# WRITTEN REQUEST:
Return the whole listing, line for line, without the pictures in it.

# GIVEN ENTRIES:
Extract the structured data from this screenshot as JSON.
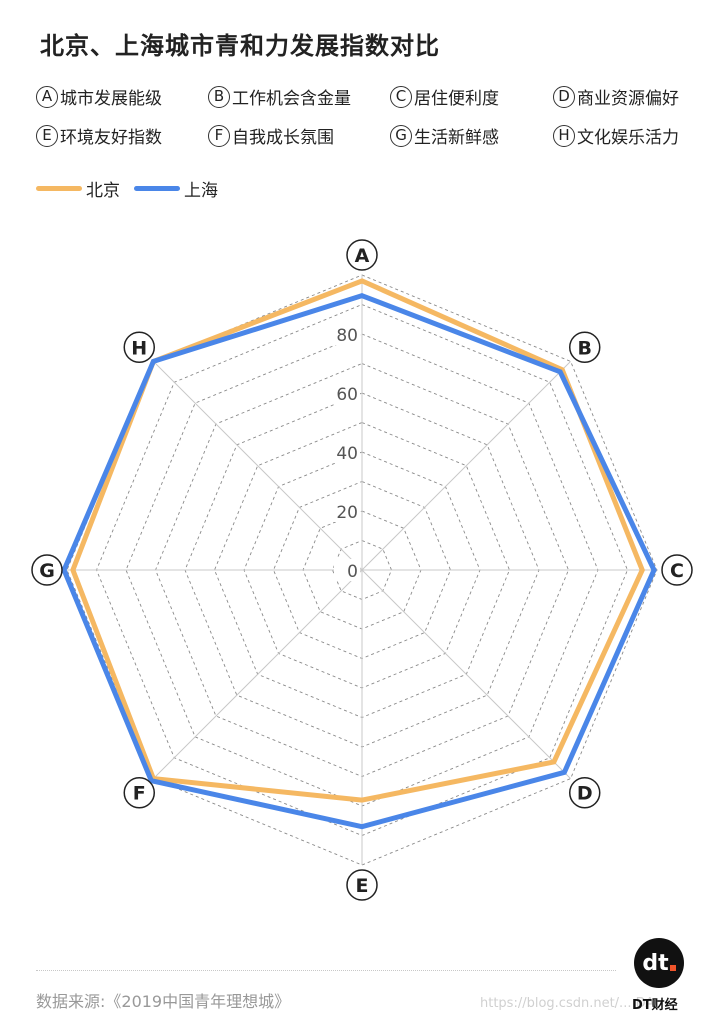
{
  "title": "北京、上海城市青和力发展指数对比",
  "dimensions": [
    {
      "letter": "A",
      "label": "城市发展能级"
    },
    {
      "letter": "B",
      "label": "工作机会含金量"
    },
    {
      "letter": "C",
      "label": "居住便利度"
    },
    {
      "letter": "D",
      "label": "商业资源偏好"
    },
    {
      "letter": "E",
      "label": "环境友好指数"
    },
    {
      "letter": "F",
      "label": "自我成长氛围"
    },
    {
      "letter": "G",
      "label": "生活新鲜感"
    },
    {
      "letter": "H",
      "label": "文化娱乐活力"
    }
  ],
  "chart_data": {
    "type": "radar",
    "categories": [
      "A",
      "B",
      "C",
      "D",
      "E",
      "F",
      "G",
      "H"
    ],
    "ticks": [
      "0",
      "20",
      "40",
      "60",
      "80"
    ],
    "rlim": [
      0,
      100
    ],
    "grid": true,
    "series": [
      {
        "name": "北京",
        "color": "#f5b862",
        "values": [
          98,
          96,
          95,
          92,
          78,
          100,
          98,
          100
        ]
      },
      {
        "name": "上海",
        "color": "#4a86e8",
        "values": [
          93,
          95,
          99,
          97,
          87,
          101,
          101,
          100
        ]
      }
    ]
  },
  "source": "数据来源:《2019中国青年理想城》",
  "brand": {
    "logo_text": "dt",
    "name": "DT财经"
  },
  "watermark": "https://blog.csdn.net/... DA"
}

# EXERCISE RESPONSE:
Extract the structured data from this screenshot as JSON.
{
  "title": "北京、上海城市青和力发展指数对比",
  "dimensions": [
    {
      "letter": "A",
      "label": "城市发展能级"
    },
    {
      "letter": "B",
      "label": "工作机会含金量"
    },
    {
      "letter": "C",
      "label": "居住便利度"
    },
    {
      "letter": "D",
      "label": "商业资源偏好"
    },
    {
      "letter": "E",
      "label": "环境友好指数"
    },
    {
      "letter": "F",
      "label": "自我成长氛围"
    },
    {
      "letter": "G",
      "label": "生活新鲜感"
    },
    {
      "letter": "H",
      "label": "文化娱乐活力"
    }
  ],
  "chart_data": {
    "type": "radar",
    "categories": [
      "A",
      "B",
      "C",
      "D",
      "E",
      "F",
      "G",
      "H"
    ],
    "ticks": [
      "0",
      "20",
      "40",
      "60",
      "80"
    ],
    "rlim": [
      0,
      100
    ],
    "grid": true,
    "series": [
      {
        "name": "北京",
        "color": "#f5b862",
        "values": [
          98,
          96,
          95,
          92,
          78,
          100,
          98,
          100
        ]
      },
      {
        "name": "上海",
        "color": "#4a86e8",
        "values": [
          93,
          95,
          99,
          97,
          87,
          101,
          101,
          100
        ]
      }
    ]
  },
  "source": "数据来源:《2019中国青年理想城》",
  "brand": {
    "logo_text": "dt",
    "name": "DT财经"
  },
  "watermark": "https://blog.csdn.net/... DA"
}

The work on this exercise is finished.